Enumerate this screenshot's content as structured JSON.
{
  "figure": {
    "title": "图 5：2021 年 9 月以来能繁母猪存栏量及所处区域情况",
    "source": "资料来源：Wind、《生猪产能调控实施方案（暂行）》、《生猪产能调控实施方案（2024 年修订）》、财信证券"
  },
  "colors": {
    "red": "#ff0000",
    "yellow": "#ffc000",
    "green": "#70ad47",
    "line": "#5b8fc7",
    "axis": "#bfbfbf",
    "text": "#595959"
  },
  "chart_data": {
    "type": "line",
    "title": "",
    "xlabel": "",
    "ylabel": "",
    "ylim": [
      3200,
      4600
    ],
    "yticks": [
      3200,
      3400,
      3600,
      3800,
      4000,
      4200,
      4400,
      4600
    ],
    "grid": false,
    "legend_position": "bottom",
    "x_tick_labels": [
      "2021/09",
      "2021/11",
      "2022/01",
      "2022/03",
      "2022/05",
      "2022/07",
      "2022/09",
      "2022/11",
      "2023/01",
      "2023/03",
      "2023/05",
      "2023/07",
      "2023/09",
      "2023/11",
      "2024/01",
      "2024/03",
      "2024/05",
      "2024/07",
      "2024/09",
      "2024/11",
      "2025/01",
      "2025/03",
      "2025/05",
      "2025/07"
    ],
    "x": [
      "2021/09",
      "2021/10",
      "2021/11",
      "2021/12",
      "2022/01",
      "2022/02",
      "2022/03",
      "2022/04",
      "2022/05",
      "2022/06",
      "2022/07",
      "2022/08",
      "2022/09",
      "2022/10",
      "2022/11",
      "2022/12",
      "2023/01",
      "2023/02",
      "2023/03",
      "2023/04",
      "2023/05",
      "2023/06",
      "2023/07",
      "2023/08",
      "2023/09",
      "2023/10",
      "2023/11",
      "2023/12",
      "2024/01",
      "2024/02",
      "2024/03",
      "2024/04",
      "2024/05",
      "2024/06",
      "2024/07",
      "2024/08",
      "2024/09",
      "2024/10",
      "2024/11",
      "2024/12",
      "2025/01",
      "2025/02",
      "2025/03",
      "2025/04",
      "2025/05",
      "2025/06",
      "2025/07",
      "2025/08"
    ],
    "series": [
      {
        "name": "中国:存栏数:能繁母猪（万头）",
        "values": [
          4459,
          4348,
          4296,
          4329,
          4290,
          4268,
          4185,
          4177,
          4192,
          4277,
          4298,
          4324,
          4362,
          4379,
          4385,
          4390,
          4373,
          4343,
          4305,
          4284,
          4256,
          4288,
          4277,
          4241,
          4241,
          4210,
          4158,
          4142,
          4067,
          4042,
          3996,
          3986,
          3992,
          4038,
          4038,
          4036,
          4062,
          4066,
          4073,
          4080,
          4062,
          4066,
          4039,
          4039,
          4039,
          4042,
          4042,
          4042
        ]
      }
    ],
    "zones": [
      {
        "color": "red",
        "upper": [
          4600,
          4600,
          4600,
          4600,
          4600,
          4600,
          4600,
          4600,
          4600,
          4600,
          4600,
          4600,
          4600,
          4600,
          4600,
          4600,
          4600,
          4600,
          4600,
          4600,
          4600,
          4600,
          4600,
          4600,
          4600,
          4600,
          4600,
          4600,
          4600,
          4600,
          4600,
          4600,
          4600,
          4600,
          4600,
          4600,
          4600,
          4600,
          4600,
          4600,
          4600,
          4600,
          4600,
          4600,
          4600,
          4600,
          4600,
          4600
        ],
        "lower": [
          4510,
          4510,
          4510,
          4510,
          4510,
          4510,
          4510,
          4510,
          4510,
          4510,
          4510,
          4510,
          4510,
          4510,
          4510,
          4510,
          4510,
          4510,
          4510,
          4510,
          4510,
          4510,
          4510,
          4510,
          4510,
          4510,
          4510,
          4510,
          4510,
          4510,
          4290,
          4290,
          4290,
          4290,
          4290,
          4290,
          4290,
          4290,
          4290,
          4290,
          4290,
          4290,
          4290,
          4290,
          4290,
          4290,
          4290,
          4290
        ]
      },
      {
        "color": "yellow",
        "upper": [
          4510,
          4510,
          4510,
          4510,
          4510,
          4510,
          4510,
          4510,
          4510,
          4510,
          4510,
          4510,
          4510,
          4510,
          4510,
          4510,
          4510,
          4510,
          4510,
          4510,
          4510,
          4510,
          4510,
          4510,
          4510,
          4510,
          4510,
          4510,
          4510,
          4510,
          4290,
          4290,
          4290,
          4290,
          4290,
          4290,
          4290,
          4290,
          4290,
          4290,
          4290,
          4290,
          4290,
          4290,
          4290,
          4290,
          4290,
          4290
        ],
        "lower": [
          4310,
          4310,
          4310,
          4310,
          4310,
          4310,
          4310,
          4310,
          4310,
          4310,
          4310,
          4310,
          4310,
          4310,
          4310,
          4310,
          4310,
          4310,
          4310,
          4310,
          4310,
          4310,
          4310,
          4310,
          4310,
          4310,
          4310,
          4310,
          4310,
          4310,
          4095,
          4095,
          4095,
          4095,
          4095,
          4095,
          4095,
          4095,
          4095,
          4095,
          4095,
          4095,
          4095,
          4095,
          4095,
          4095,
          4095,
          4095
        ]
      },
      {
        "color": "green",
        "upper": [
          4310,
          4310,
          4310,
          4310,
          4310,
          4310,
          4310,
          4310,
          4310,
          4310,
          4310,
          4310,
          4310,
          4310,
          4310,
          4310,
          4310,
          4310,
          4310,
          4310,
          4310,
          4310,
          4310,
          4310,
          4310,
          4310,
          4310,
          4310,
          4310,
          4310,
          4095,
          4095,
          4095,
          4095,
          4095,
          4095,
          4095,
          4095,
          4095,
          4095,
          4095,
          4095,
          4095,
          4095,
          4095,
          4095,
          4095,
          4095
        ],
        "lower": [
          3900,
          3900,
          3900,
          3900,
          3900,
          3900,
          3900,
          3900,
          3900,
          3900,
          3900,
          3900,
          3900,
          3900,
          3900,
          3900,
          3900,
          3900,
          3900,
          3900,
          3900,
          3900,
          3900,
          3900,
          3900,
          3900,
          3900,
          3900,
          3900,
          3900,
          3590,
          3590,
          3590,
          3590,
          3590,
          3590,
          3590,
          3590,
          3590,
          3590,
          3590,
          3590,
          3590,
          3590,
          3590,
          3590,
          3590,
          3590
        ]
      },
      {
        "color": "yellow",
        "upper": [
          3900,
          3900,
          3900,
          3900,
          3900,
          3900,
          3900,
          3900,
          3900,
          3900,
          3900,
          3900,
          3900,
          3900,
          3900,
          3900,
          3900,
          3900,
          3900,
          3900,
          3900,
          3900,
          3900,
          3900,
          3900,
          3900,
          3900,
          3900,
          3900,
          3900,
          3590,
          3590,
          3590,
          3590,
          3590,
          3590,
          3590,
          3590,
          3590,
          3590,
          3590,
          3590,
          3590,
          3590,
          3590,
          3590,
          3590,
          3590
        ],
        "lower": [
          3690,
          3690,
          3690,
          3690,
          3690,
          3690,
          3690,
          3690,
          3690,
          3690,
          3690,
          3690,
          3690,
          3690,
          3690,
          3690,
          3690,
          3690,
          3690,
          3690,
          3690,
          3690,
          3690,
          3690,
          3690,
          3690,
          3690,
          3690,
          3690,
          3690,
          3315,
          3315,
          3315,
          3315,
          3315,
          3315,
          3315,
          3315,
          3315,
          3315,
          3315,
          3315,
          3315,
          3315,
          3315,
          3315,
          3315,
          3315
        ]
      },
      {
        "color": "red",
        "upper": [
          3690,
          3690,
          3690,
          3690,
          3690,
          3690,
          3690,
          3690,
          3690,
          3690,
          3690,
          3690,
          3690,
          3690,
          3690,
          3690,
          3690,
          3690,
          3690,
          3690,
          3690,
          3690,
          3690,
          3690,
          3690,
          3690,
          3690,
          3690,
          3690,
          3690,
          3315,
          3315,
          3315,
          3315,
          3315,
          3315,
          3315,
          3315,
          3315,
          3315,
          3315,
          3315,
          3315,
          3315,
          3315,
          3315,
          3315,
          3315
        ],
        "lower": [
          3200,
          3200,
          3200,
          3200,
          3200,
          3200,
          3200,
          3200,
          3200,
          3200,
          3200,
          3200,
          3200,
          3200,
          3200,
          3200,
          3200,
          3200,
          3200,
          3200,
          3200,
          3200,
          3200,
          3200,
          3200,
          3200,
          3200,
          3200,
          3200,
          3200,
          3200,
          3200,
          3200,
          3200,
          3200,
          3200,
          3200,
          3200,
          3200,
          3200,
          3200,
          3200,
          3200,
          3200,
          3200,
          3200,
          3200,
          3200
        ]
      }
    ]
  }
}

※ ※ ※

■ **Given instruction**: Check each line of these records for the string "title" and state only how many lines have it.

■ **The completed task**: 2